## Dataset items
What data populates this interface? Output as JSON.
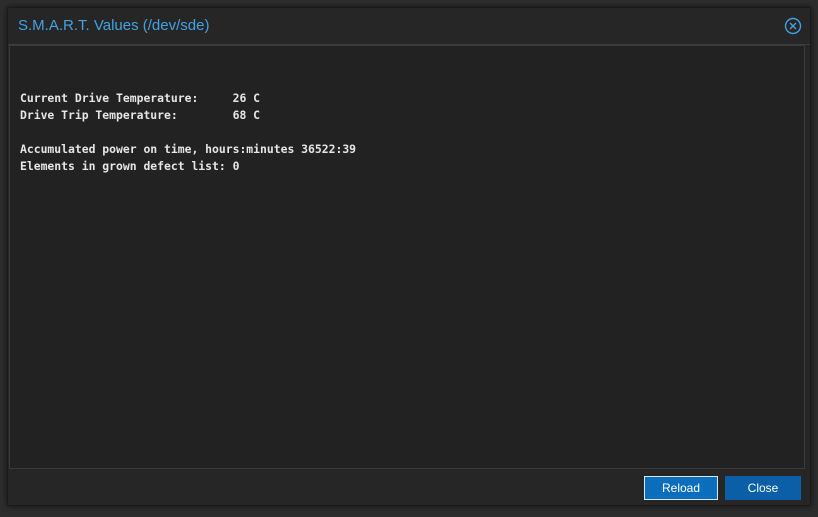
{
  "dialog": {
    "title": "S.M.A.R.T. Values (/dev/sde)",
    "accent_color": "#41a2e4",
    "close_icon": "circle-x-icon",
    "content": {
      "lines": [
        "",
        "Current Drive Temperature:     26 C",
        "Drive Trip Temperature:        68 C",
        "",
        "Accumulated power on time, hours:minutes 36522:39",
        "Elements in grown defect list: 0"
      ]
    },
    "buttons": {
      "reload_label": "Reload",
      "close_label": "Close"
    }
  }
}
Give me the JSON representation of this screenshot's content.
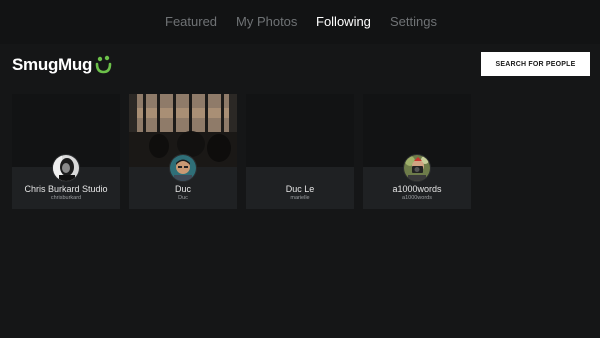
{
  "nav": {
    "tabs": [
      {
        "label": "Featured"
      },
      {
        "label": "My Photos"
      },
      {
        "label": "Following"
      },
      {
        "label": "Settings"
      }
    ],
    "active_tab": "Following"
  },
  "header": {
    "logo_text": "SmugMug",
    "logo_icon": "smile-icon",
    "search_button_label": "SEARCH FOR PEOPLE"
  },
  "following": [
    {
      "name": "Chris Burkard Studio",
      "username": "chrisburkard",
      "avatar_icon": "avatar-bw-portrait",
      "has_cover_photo": false
    },
    {
      "name": "Duc",
      "username": "Duc",
      "avatar_icon": "avatar-portrait",
      "has_cover_photo": true
    },
    {
      "name": "Duc Le",
      "username": "marielle",
      "avatar_icon": null,
      "has_cover_photo": false
    },
    {
      "name": "a1000words",
      "username": "a1000words",
      "avatar_icon": "avatar-camera-portrait",
      "has_cover_photo": false
    }
  ],
  "colors": {
    "background": "#151617",
    "card": "#1f2123",
    "brand_green": "#6cc04a",
    "tab_inactive": "#6f7275",
    "tab_active": "#ffffff"
  }
}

## Instruction
Only the number is wanted: how many lines in the entries above contain the string "content"?

## Solution
2